Records from a collection:
'''

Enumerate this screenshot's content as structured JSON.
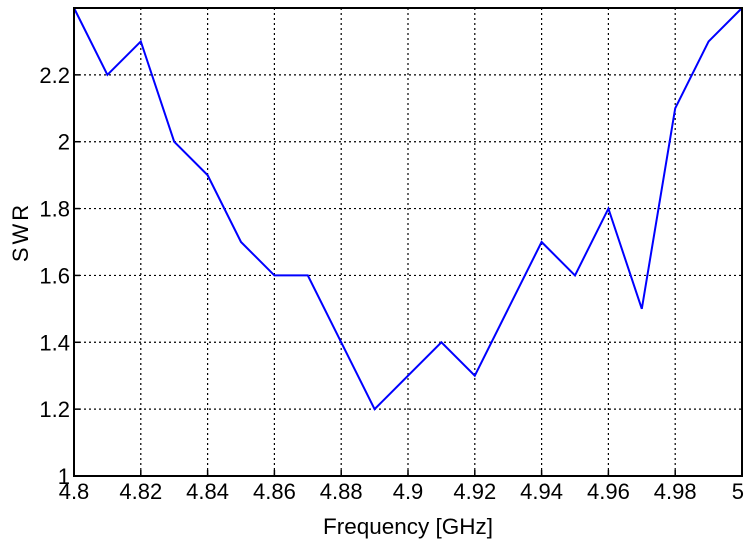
{
  "chart_data": {
    "type": "line",
    "xlabel": "Frequency [GHz]",
    "ylabel": "SWR",
    "xlim": [
      4.8,
      5.0
    ],
    "ylim": [
      1.0,
      2.4
    ],
    "xticks": [
      4.8,
      4.82,
      4.84,
      4.86,
      4.88,
      4.9,
      4.92,
      4.94,
      4.96,
      4.98,
      5.0
    ],
    "xtick_labels": [
      "4.8",
      "4.82",
      "4.84",
      "4.86",
      "4.88",
      "4.9",
      "4.92",
      "4.94",
      "4.96",
      "4.98",
      "5"
    ],
    "yticks": [
      1.0,
      1.2,
      1.4,
      1.6,
      1.8,
      2.0,
      2.2
    ],
    "ytick_labels": [
      "1",
      "1.2",
      "1.4",
      "1.6",
      "1.8",
      "2",
      "2.2"
    ],
    "grid": true,
    "series": [
      {
        "color": "#0000ff",
        "x": [
          4.8,
          4.81,
          4.82,
          4.83,
          4.84,
          4.85,
          4.86,
          4.87,
          4.88,
          4.89,
          4.9,
          4.91,
          4.92,
          4.93,
          4.94,
          4.95,
          4.96,
          4.97,
          4.98,
          4.99,
          5.0
        ],
        "y": [
          2.4,
          2.2,
          2.3,
          2.0,
          1.9,
          1.7,
          1.6,
          1.6,
          1.4,
          1.2,
          1.3,
          1.4,
          1.3,
          1.5,
          1.7,
          1.6,
          1.8,
          1.5,
          2.1,
          2.3,
          2.4
        ]
      }
    ]
  }
}
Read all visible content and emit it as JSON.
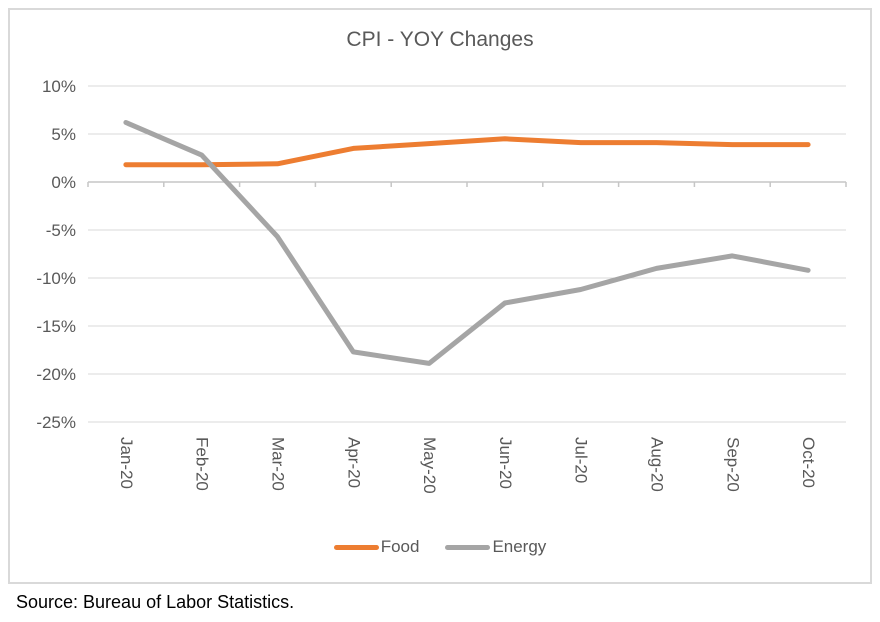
{
  "page": {
    "background_color": "#ffffff",
    "frame_border_color": "#d9d9d9"
  },
  "chart": {
    "title": "CPI - YOY Changes",
    "source_note": "Source: Bureau of Labor Statistics."
  },
  "chart_data": {
    "type": "line",
    "title": "CPI - YOY Changes",
    "categories": [
      "Jan-20",
      "Feb-20",
      "Mar-20",
      "Apr-20",
      "May-20",
      "Jun-20",
      "Jul-20",
      "Aug-20",
      "Sep-20",
      "Oct-20"
    ],
    "series": [
      {
        "name": "Food",
        "color": "#ED7D31",
        "values": [
          1.8,
          1.8,
          1.9,
          3.5,
          4.0,
          4.5,
          4.1,
          4.1,
          3.9,
          3.9
        ]
      },
      {
        "name": "Energy",
        "color": "#A5A5A5",
        "values": [
          6.2,
          2.8,
          -5.7,
          -17.7,
          -18.9,
          -12.6,
          -11.2,
          -9.0,
          -7.7,
          -9.2
        ]
      }
    ],
    "yticks": [
      {
        "value": 10,
        "label": "10%"
      },
      {
        "value": 5,
        "label": "5%"
      },
      {
        "value": 0,
        "label": "0%"
      },
      {
        "value": -5,
        "label": "-5%"
      },
      {
        "value": -10,
        "label": "-10%"
      },
      {
        "value": -15,
        "label": "-15%"
      },
      {
        "value": -20,
        "label": "-20%"
      },
      {
        "value": -25,
        "label": "-25%"
      }
    ],
    "ylim": [
      -27.5,
      12.5
    ],
    "xlabel": "",
    "ylabel": "",
    "grid": true,
    "legend_position": "bottom",
    "x_label_rotation": 90,
    "gridline_color": "#d9d9d9",
    "axis_color": "#c6c6c6",
    "tick_text_color": "#595959",
    "line_width": 5
  }
}
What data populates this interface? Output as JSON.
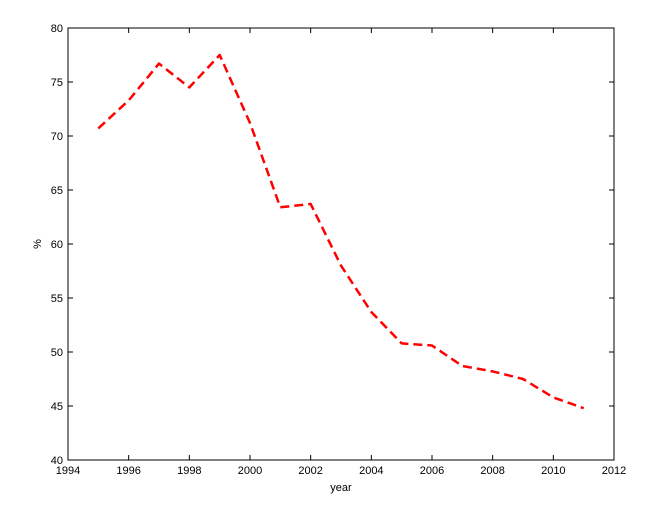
{
  "chart_data": {
    "type": "line",
    "title": "",
    "xlabel": "year",
    "ylabel": "%",
    "xlim": [
      1994,
      2012
    ],
    "ylim": [
      40,
      80
    ],
    "xticks": [
      1994,
      1996,
      1998,
      2000,
      2002,
      2004,
      2006,
      2008,
      2010,
      2012
    ],
    "yticks": [
      40,
      45,
      50,
      55,
      60,
      65,
      70,
      75,
      80
    ],
    "grid": false,
    "legend": "none",
    "series": [
      {
        "color": "#ff0000",
        "line_style": "dashed",
        "x": [
          1995,
          1996,
          1997,
          1998,
          1999,
          2000,
          2001,
          2002,
          2003,
          2004,
          2005,
          2006,
          2007,
          2008,
          2009,
          2010,
          2011
        ],
        "y": [
          70.7,
          73.3,
          76.7,
          74.5,
          77.5,
          71.2,
          63.4,
          63.7,
          58.0,
          53.7,
          50.8,
          50.6,
          48.7,
          48.2,
          47.5,
          45.8,
          44.8
        ]
      }
    ]
  }
}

'''

WHAT IS ASKED >> Output only these lines, word for word: the line containing "What data populates" and every line after it through the last line of the data. Omit the pictures.

RESULT OF THE EXERCISE >>
What data populates this interface? Output as JSON.
{
  "chart_data": {
    "type": "line",
    "title": "",
    "xlabel": "year",
    "ylabel": "%",
    "xlim": [
      1994,
      2012
    ],
    "ylim": [
      40,
      80
    ],
    "xticks": [
      1994,
      1996,
      1998,
      2000,
      2002,
      2004,
      2006,
      2008,
      2010,
      2012
    ],
    "yticks": [
      40,
      45,
      50,
      55,
      60,
      65,
      70,
      75,
      80
    ],
    "grid": false,
    "legend": "none",
    "series": [
      {
        "color": "#ff0000",
        "line_style": "dashed",
        "x": [
          1995,
          1996,
          1997,
          1998,
          1999,
          2000,
          2001,
          2002,
          2003,
          2004,
          2005,
          2006,
          2007,
          2008,
          2009,
          2010,
          2011
        ],
        "y": [
          70.7,
          73.3,
          76.7,
          74.5,
          77.5,
          71.2,
          63.4,
          63.7,
          58.0,
          53.7,
          50.8,
          50.6,
          48.7,
          48.2,
          47.5,
          45.8,
          44.8
        ]
      }
    ]
  }
}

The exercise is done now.